Problem: Copy out lines with the word "BaseModel" from the material that follows.

Dataset extract:
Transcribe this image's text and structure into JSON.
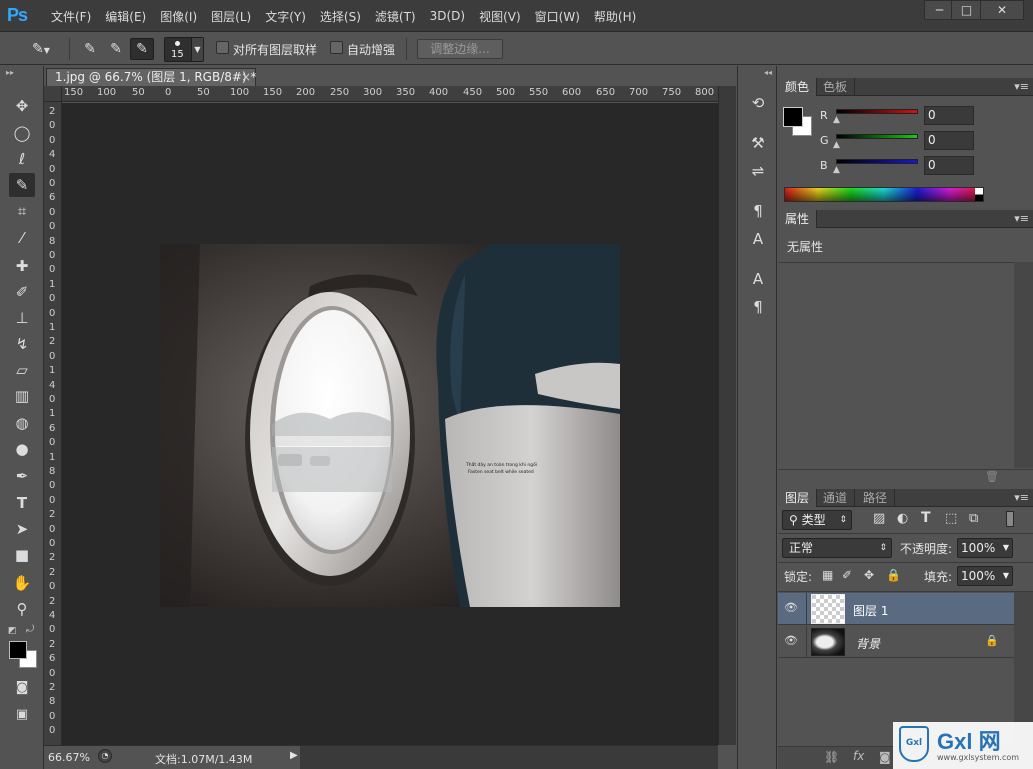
{
  "app": {
    "logo": "Ps"
  },
  "menu": [
    "文件(F)",
    "编辑(E)",
    "图像(I)",
    "图层(L)",
    "文字(Y)",
    "选择(S)",
    "滤镜(T)",
    "3D(D)",
    "视图(V)",
    "窗口(W)",
    "帮助(H)"
  ],
  "window_controls": {
    "minimize": "─",
    "maximize": "□",
    "close": "✕"
  },
  "options": {
    "brush_size": "15",
    "sample_all_layers": "对所有图层取样",
    "auto_enhance": "自动增强",
    "refine_edge": "调整边缘..."
  },
  "document": {
    "tab_title": "1.jpg @ 66.7% (图层 1, RGB/8#) *",
    "close": "×",
    "ruler_h": [
      "150",
      "100",
      "50",
      "0",
      "50",
      "100",
      "150",
      "200",
      "250",
      "300",
      "350",
      "400",
      "450",
      "500",
      "550",
      "600",
      "650",
      "700",
      "750",
      "800"
    ],
    "ruler_v": [
      "2",
      "0",
      "0",
      "4",
      "0",
      "0",
      "6",
      "0",
      "0",
      "8",
      "0",
      "0",
      "1",
      "0",
      "0",
      "1",
      "2",
      "0",
      "1",
      "4",
      "0",
      "1",
      "6",
      "0",
      "1",
      "8",
      "0",
      "0",
      "2",
      "0",
      "0",
      "2",
      "2",
      "0",
      "2",
      "4",
      "0",
      "2",
      "6",
      "0",
      "2",
      "8",
      "0",
      "0"
    ],
    "seat_text_line1": "Thắt dây an toàn trong khi ngồi",
    "seat_text_line2": "Fasten seat belt while seated"
  },
  "status": {
    "zoom": "66.67%",
    "doc_info": "文档:1.07M/1.43M"
  },
  "panels": {
    "color": {
      "tabs": [
        "颜色",
        "色板"
      ],
      "channels": [
        {
          "label": "R",
          "value": "0",
          "color": "#cc1b1b"
        },
        {
          "label": "G",
          "value": "0",
          "color": "#1bbf1b"
        },
        {
          "label": "B",
          "value": "0",
          "color": "#1b1bcc"
        }
      ]
    },
    "properties": {
      "tab": "属性",
      "empty_text": "无属性"
    },
    "layers": {
      "tabs": [
        "图层",
        "通道",
        "路径"
      ],
      "filter_kind": "类型",
      "blend_mode": "正常",
      "opacity_label": "不透明度:",
      "opacity": "100%",
      "lock_label": "锁定:",
      "fill_label": "填充:",
      "fill": "100%",
      "items": [
        {
          "name": "图层 1",
          "selected": true
        },
        {
          "name": "背景",
          "locked": true
        }
      ]
    }
  },
  "watermark": {
    "brand": "Gxl 网",
    "url": "www.gxlsystem.com"
  }
}
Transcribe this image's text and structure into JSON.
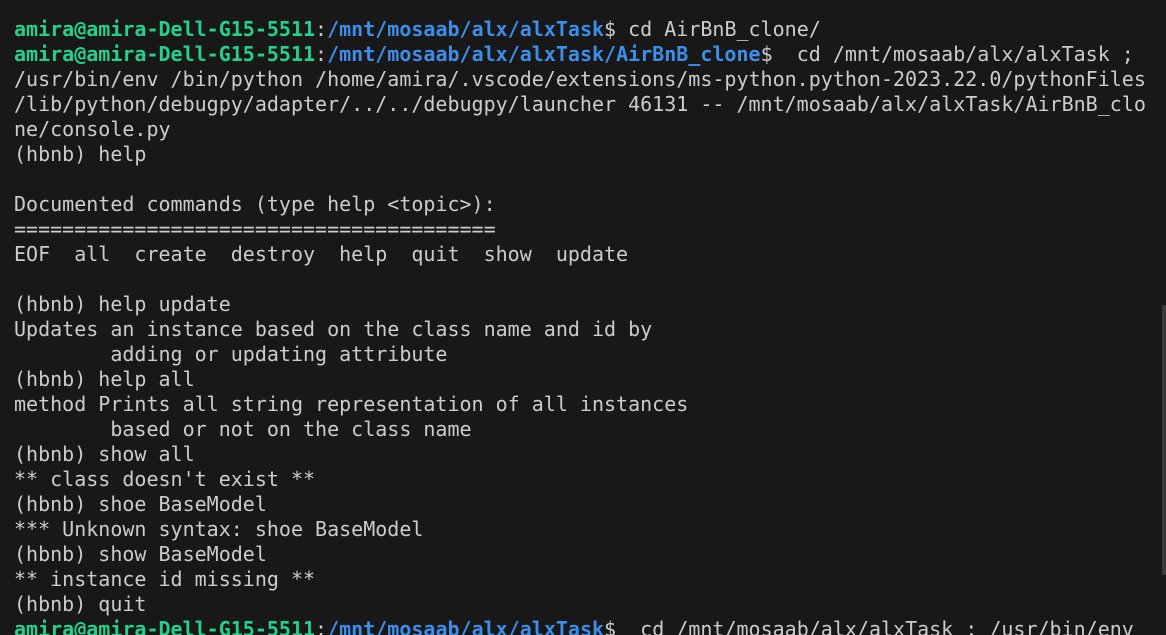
{
  "colors": {
    "background": "#181818",
    "text": "#cccccc",
    "prompt_user": "#23d18b",
    "prompt_path": "#3b8eea"
  },
  "prompt_user": "amira@amira-Dell-G15-5511",
  "lines": [
    {
      "type": "text",
      "text": "                 "
    },
    {
      "type": "prompt",
      "path": "/mnt/mosaab/alx/alxTask",
      "cmd": " cd AirBnB_clone/"
    },
    {
      "type": "prompt",
      "path": "/mnt/mosaab/alx/alxTask/AirBnB_clone",
      "cmd": "  cd /mnt/mosaab/alx/alxTask ;"
    },
    {
      "type": "text",
      "text": "/usr/bin/env /bin/python /home/amira/.vscode/extensions/ms-python.python-2023.22.0/pythonFiles"
    },
    {
      "type": "text",
      "text": "/lib/python/debugpy/adapter/../../debugpy/launcher 46131 -- /mnt/mosaab/alx/alxTask/AirBnB_clo"
    },
    {
      "type": "text",
      "text": "ne/console.py"
    },
    {
      "type": "text",
      "text": "(hbnb) help"
    },
    {
      "type": "text",
      "text": ""
    },
    {
      "type": "text",
      "text": "Documented commands (type help <topic>):"
    },
    {
      "type": "text",
      "text": "========================================"
    },
    {
      "type": "text",
      "text": "EOF  all  create  destroy  help  quit  show  update"
    },
    {
      "type": "text",
      "text": ""
    },
    {
      "type": "text",
      "text": "(hbnb) help update"
    },
    {
      "type": "text",
      "text": "Updates an instance based on the class name and id by"
    },
    {
      "type": "text",
      "text": "        adding or updating attribute"
    },
    {
      "type": "text",
      "text": "(hbnb) help all"
    },
    {
      "type": "text",
      "text": "method Prints all string representation of all instances"
    },
    {
      "type": "text",
      "text": "        based or not on the class name"
    },
    {
      "type": "text",
      "text": "(hbnb) show all"
    },
    {
      "type": "text",
      "text": "** class doesn't exist **"
    },
    {
      "type": "text",
      "text": "(hbnb) shoe BaseModel"
    },
    {
      "type": "text",
      "text": "*** Unknown syntax: shoe BaseModel"
    },
    {
      "type": "text",
      "text": "(hbnb) show BaseModel"
    },
    {
      "type": "text",
      "text": "** instance id missing **"
    },
    {
      "type": "text",
      "text": "(hbnb) quit"
    },
    {
      "type": "prompt",
      "path": "/mnt/mosaab/alx/alxTask",
      "cmd": "  cd /mnt/mosaab/alx/alxTask ; /usr/bin/env"
    }
  ]
}
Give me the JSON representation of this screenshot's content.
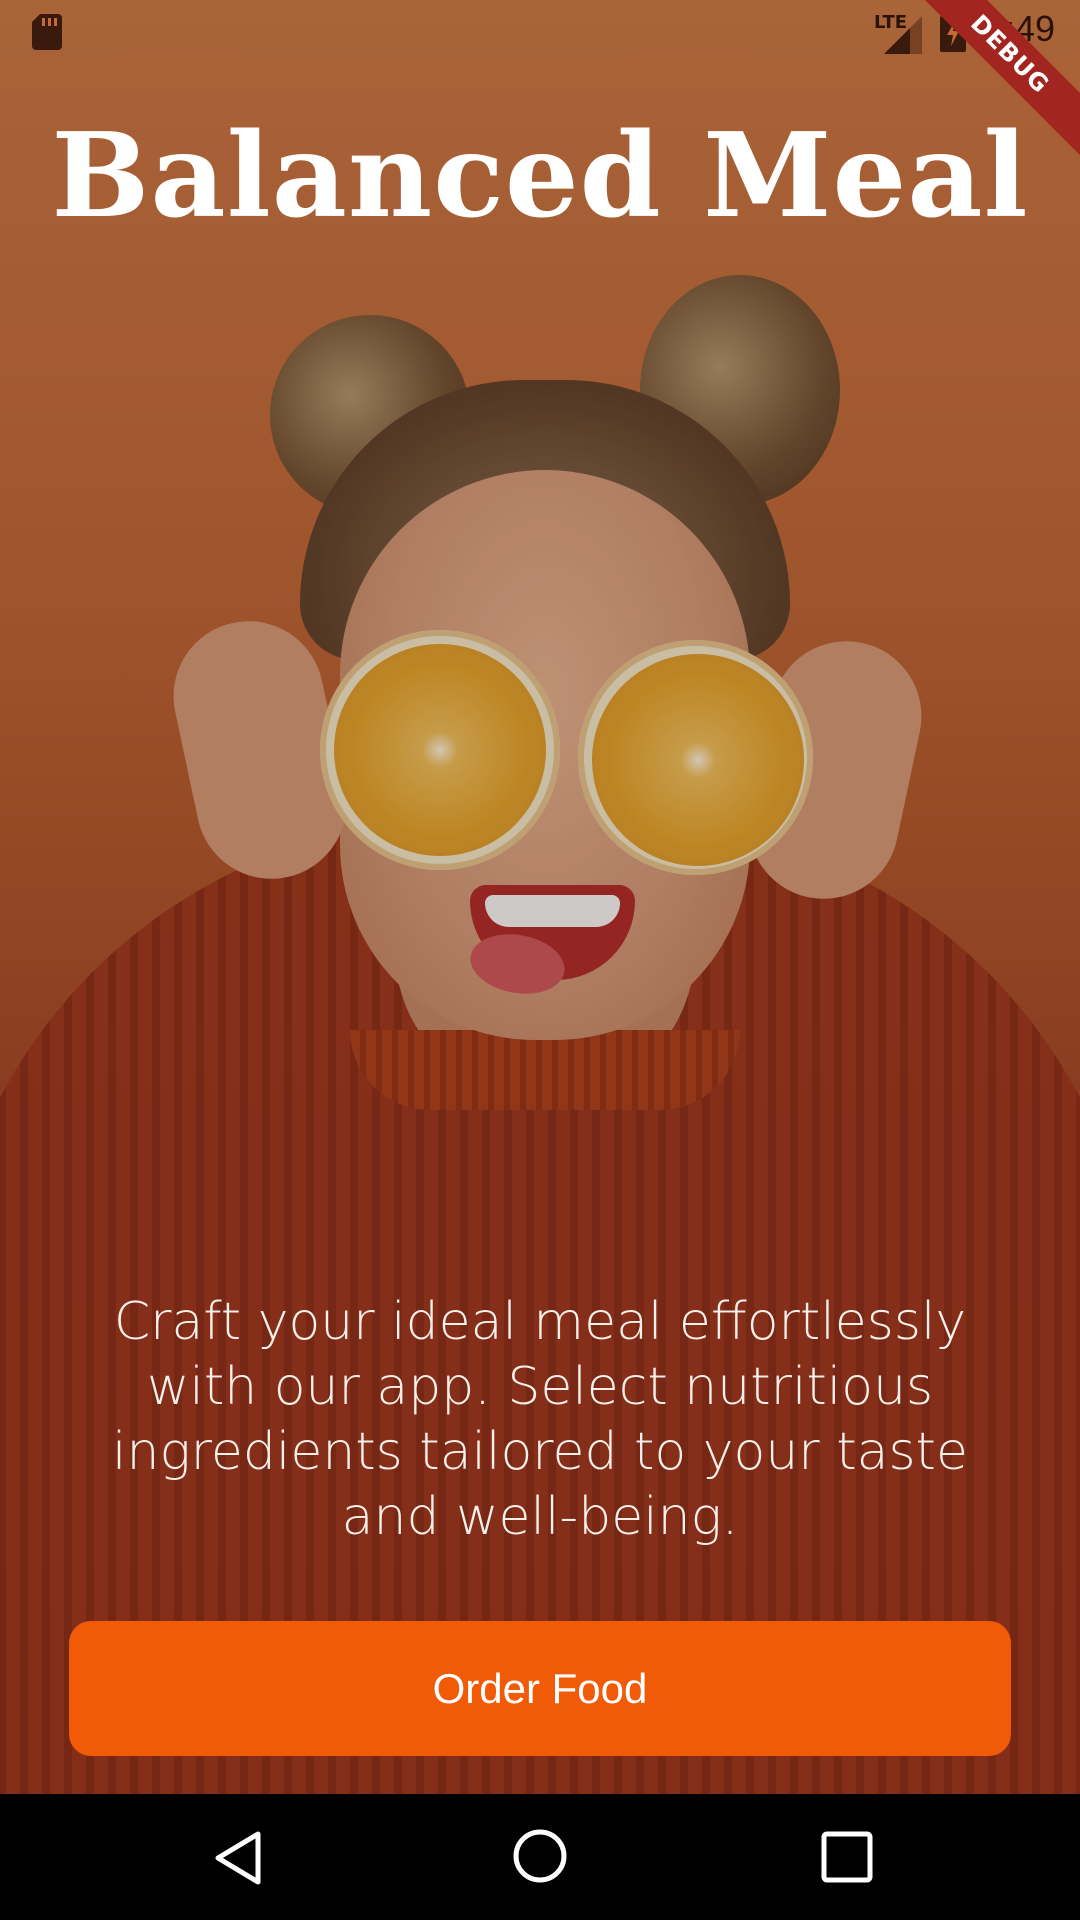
{
  "status_bar": {
    "network_label": "LTE",
    "time": "5:49",
    "debug_label": "DEBUG",
    "icons": [
      "sd-card-icon",
      "signal-icon",
      "battery-charging-icon"
    ]
  },
  "hero": {
    "title": "Balanced Meal",
    "tagline": "Craft your ideal meal effortlessly with our app. Select nutritious ingredients tailored to your taste and well-being."
  },
  "actions": {
    "order_label": "Order Food"
  },
  "nav_bar": {
    "icons": [
      "back-icon",
      "home-icon",
      "recents-icon"
    ]
  },
  "colors": {
    "accent": "#f15a06",
    "debug_ribbon": "#a3251f",
    "nav_background": "#000000"
  }
}
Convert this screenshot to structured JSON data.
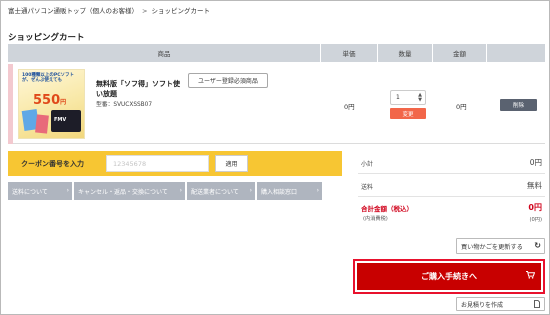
{
  "breadcrumb": {
    "home": "富士通パソコン通販トップ（個人のお客様）",
    "separator": ">",
    "current": "ショッピングカート"
  },
  "page_title": "ショッピングカート",
  "table_headers": {
    "item": "商品",
    "unit_price": "単価",
    "quantity": "数量",
    "amount": "金額"
  },
  "cart_item": {
    "image": {
      "top_text": "100種類以上のPCソフトが、ぜんぶ使えても",
      "price": "550",
      "price_unit": "円",
      "brand": "FMV"
    },
    "name": "無料版「ソフ得」ソフト使い放題",
    "model_label": "型番：",
    "model": "SVUCXSSB07",
    "tag": "ユーザー登録必須商品",
    "unit_price": "0円",
    "quantity": "1",
    "change_label": "変更",
    "amount": "0円",
    "delete_label": "削除"
  },
  "coupon": {
    "label": "クーポン番号を入力",
    "placeholder": "12345678",
    "apply_label": "適用"
  },
  "info_links": [
    {
      "label": "送料について"
    },
    {
      "label": "キャンセル・返品・交換について"
    },
    {
      "label": "配送業者について"
    },
    {
      "label": "購入相談窓口"
    }
  ],
  "summary": {
    "subtotal_label": "小計",
    "subtotal_value": "0円",
    "shipping_label": "送料",
    "shipping_value": "無料",
    "total_label": "合計金額（税込）",
    "total_sub": "(内消費税)",
    "total_value": "0円",
    "tax_value": "(0円)"
  },
  "buttons": {
    "update_cart": "買い物かごを更新する",
    "checkout": "ご購入手続きへ",
    "estimate": "お見積りを作成"
  },
  "colors": {
    "accent_red": "#c80000",
    "coupon_yellow": "#f7c633",
    "change_orange": "#f26649",
    "header_gray": "#cfd4da",
    "link_gray": "#afb5bf"
  }
}
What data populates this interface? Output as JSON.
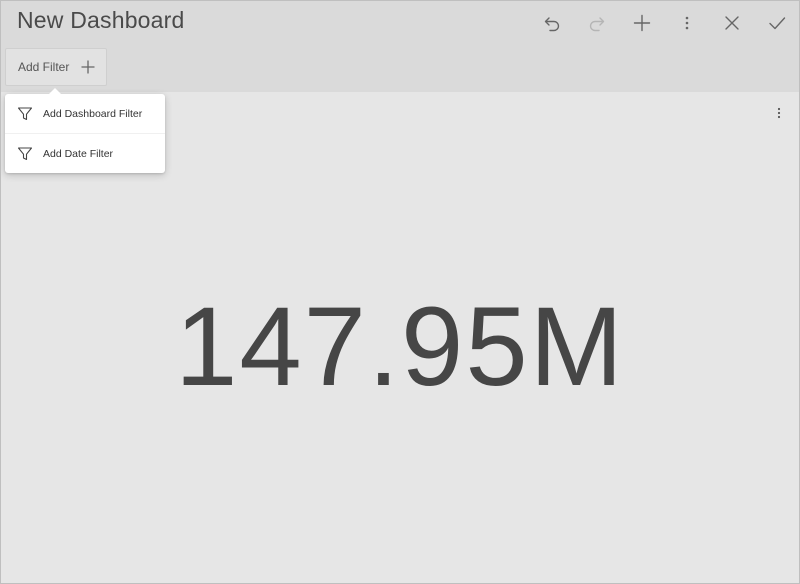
{
  "header": {
    "title": "New Dashboard"
  },
  "toolbar": {
    "buttons": [
      {
        "icon": "undo-icon"
      },
      {
        "icon": "redo-icon",
        "disabled": true
      },
      {
        "icon": "add-icon"
      },
      {
        "icon": "more-vert-icon"
      },
      {
        "icon": "close-icon"
      },
      {
        "icon": "check-icon"
      }
    ]
  },
  "filter_bar": {
    "add_filter_label": "Add Filter"
  },
  "filter_menu": {
    "items": [
      {
        "label": "Add Dashboard Filter",
        "icon": "filter-icon"
      },
      {
        "label": "Add Date Filter",
        "icon": "filter-icon"
      }
    ]
  },
  "widget": {
    "kpi_value": "147.95M"
  },
  "colors": {
    "header_bg": "#dadada",
    "canvas_bg": "#e6e6e6",
    "text": "#464646",
    "icon": "#666666",
    "icon_disabled": "#b5b5b5"
  }
}
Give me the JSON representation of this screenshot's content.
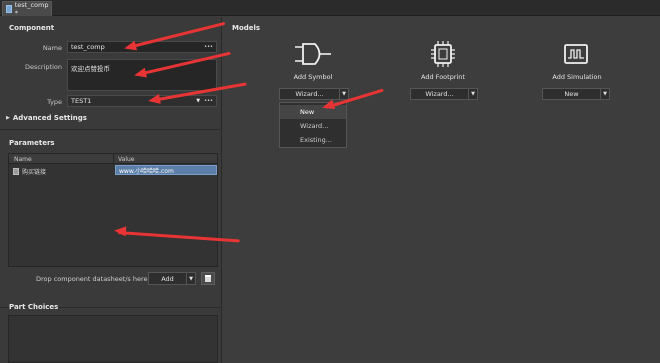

Full response:
      "text": "(hbnb) shoe BaseModel"
      "text": "*** Unknown syntax: shoe BaseModel"
      "text": "(hbnb) show BaseModel"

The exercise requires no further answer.